WHAT THE EXERCISE ASKS
Write out the whole listing word for word.

RAW DATA
- - - - -
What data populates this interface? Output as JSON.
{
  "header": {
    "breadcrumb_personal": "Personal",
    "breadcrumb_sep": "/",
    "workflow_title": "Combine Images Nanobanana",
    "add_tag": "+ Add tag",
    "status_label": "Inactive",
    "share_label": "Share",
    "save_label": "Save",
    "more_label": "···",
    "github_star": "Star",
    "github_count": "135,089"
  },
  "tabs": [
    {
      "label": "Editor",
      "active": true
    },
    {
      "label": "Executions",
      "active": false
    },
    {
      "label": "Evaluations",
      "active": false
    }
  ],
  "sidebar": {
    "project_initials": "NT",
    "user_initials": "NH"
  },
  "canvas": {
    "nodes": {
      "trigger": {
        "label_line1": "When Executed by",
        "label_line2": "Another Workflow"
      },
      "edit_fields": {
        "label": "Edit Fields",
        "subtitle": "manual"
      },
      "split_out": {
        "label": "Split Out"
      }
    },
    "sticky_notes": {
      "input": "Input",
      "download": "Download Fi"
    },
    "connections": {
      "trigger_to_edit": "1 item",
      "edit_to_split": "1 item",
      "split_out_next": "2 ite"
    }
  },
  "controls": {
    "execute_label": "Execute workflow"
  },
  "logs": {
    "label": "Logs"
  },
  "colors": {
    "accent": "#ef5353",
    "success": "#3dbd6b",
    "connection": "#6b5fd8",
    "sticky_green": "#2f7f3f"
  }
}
- - - - -
COMPLETE RESPONSE
What data populates this interface? Output as JSON.
{
  "header": {
    "breadcrumb_personal": "Personal",
    "breadcrumb_sep": "/",
    "workflow_title": "Combine Images Nanobanana",
    "add_tag": "+ Add tag",
    "status_label": "Inactive",
    "share_label": "Share",
    "save_label": "Save",
    "more_label": "···",
    "github_star": "Star",
    "github_count": "135,089"
  },
  "tabs": [
    {
      "label": "Editor",
      "active": true
    },
    {
      "label": "Executions",
      "active": false
    },
    {
      "label": "Evaluations",
      "active": false
    }
  ],
  "sidebar": {
    "project_initials": "NT",
    "user_initials": "NH"
  },
  "canvas": {
    "nodes": {
      "trigger": {
        "label_line1": "When Executed by",
        "label_line2": "Another Workflow"
      },
      "edit_fields": {
        "label": "Edit Fields",
        "subtitle": "manual"
      },
      "split_out": {
        "label": "Split Out"
      }
    },
    "sticky_notes": {
      "input": "Input",
      "download": "Download Fi"
    },
    "connections": {
      "trigger_to_edit": "1 item",
      "edit_to_split": "1 item",
      "split_out_next": "2 ite"
    }
  },
  "controls": {
    "execute_label": "Execute workflow"
  },
  "logs": {
    "label": "Logs"
  },
  "colors": {
    "accent": "#ef5353",
    "success": "#3dbd6b",
    "connection": "#6b5fd8",
    "sticky_green": "#2f7f3f"
  }
}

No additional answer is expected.